▸ Work instruction:
Answer these questions from the page on The Jackal below.
1. What runtime is listed for the 1997 film?
2. Whom is the assassin in the original novel contracted to kill?
3. Which actor plays the Jackal in the film?

▸ Exercise passage:
= Beginning of Section =

The Jackal
1997 • Action, Adventure, Crime, Thriller • R
Hired by a powerful member of the Russian mafia to avenge an FBI sting that left his brother dead, a psychopathic hitman known only as The Jackal proves an elusive target for the people charged with the task of bringing him down: a deputy FBI director, a Russian MVK Major, and a jailed IRA terrorist who can recognize him.
Runtime: 2h 4m
Why you should read the novel
Frederick Forsyth's 'The Day of the Jackal' is a masterwork of suspense that keeps readers gripped from beginning to end. The novel meticulously details the planning and execution of a high-profile political assassination, offering an intricate, realistic look at both the hunter and the hunted. Forsyth’s journalistic precision and narrative depth bring the tense world of cold-blooded intrigue to vivid life, setting a gold standard for the thriller genre.
Reading the novel provides a slow-burning, intellectual thrill that is rarely matched on screen. Each move made by the Jackal is methodical, plausible, and rendered in such fine detail that the process itself becomes as fascinating as the outcome. The book invites readers deeper into the motives and psychology of its characters, immersing them in a labyrinth of suspense where every clue and decision matters.
For those who crave realism, depth, and the gradual unfolding of a meticulously plotted conspiracy, the book is far more satisfying than the film adaptation. Forsyth’s story delves into the political and social context of the time, making the tension not just personal, but historical and immersive. Choose the original novel to experience the blueprint of modern thriller writing.
Adaptation differences
While 'The Jackal' (1997) claims to be inspired by Frederick Forsyth's novel, its plot and characters are radically different from the source material. The original novel, set in the early 1960s, centers on an anonymous English assassin contracted to kill French President Charles de Gaulle, drawing on real historical events and the fractured political climate of postwar France. By contrast, the film moves the action to the late twentieth century, replaces the assassination of de Gaulle with a fictional high-profile American target, and reimagines the Jackal as an enigmatic, high-tech hitman played by Bruce Willis.

= End of Section =

▸ Extracted material:
= Beginning of Section =

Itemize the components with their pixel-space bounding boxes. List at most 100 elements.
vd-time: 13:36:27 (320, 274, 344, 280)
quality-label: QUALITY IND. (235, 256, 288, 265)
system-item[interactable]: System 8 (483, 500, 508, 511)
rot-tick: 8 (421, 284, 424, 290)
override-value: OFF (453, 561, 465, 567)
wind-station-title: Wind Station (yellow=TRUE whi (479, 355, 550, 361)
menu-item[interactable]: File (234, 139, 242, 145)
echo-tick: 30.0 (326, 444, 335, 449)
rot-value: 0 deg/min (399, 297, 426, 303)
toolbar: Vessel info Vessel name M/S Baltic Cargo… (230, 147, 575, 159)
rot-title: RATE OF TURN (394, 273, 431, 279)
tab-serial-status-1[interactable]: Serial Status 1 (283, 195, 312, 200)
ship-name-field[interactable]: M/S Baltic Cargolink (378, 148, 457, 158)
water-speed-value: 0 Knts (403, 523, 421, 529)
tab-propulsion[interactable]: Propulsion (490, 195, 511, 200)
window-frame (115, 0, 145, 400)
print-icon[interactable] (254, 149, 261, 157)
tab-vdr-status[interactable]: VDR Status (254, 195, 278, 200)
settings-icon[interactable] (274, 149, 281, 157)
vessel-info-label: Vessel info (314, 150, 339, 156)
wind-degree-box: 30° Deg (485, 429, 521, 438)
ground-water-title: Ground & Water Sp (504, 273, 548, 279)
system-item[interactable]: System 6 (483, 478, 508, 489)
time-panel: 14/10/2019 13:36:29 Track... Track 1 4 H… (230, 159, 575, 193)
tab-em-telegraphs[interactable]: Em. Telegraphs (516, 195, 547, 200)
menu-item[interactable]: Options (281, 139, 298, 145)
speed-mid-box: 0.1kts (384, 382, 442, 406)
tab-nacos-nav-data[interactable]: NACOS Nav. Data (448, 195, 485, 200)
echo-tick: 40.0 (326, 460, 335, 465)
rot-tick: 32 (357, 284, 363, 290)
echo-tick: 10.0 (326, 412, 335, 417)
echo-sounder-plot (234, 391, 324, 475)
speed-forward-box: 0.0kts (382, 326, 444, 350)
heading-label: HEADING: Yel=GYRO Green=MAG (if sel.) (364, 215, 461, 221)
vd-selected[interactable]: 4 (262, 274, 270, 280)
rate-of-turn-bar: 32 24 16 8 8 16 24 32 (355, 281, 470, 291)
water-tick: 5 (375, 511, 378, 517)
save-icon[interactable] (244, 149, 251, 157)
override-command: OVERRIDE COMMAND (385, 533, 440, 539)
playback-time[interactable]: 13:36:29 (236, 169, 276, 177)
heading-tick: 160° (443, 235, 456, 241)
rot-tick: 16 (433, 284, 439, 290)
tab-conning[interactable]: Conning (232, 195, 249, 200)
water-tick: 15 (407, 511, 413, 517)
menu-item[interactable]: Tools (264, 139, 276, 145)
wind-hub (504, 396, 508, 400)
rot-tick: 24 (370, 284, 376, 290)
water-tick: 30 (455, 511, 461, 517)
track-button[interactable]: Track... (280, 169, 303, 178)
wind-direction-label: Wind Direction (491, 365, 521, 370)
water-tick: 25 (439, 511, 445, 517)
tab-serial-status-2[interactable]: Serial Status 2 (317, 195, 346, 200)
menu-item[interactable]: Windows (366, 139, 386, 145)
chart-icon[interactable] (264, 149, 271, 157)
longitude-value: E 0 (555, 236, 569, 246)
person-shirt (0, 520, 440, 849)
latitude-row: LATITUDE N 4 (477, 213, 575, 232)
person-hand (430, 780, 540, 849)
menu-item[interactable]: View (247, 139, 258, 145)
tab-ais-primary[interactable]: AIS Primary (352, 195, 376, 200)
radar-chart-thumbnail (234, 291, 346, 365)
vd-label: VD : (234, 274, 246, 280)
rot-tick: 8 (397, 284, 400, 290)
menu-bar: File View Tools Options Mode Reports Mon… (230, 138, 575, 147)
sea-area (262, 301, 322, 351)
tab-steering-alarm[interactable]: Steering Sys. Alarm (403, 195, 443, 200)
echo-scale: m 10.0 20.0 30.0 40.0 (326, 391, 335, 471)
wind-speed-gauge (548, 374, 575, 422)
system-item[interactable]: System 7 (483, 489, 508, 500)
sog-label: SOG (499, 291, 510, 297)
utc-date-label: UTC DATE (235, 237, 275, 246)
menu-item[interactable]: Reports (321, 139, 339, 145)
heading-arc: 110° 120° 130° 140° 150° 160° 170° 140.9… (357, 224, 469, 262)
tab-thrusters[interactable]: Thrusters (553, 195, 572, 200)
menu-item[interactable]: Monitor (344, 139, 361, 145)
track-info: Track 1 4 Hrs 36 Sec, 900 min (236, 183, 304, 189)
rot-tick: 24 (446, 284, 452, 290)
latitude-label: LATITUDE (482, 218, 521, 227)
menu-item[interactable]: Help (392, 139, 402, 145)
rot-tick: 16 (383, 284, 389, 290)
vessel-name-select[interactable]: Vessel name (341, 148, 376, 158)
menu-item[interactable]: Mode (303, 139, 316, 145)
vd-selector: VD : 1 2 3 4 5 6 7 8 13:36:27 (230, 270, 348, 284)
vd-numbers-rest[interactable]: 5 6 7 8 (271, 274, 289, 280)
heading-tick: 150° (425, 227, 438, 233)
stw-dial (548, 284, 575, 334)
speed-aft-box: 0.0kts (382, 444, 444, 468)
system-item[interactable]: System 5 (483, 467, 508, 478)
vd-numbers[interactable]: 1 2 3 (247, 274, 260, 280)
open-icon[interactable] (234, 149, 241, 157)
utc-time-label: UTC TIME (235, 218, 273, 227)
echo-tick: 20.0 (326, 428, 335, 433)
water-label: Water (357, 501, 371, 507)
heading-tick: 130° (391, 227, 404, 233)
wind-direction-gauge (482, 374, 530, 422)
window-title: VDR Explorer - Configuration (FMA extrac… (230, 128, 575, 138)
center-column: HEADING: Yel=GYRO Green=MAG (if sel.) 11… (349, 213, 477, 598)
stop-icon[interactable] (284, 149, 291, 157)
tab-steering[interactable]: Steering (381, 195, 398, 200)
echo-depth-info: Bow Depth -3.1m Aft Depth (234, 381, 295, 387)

= End of Section =

▸ Task solution:
1. 2h 4m
2. French President Charles de Gaulle
3. Bruce Willis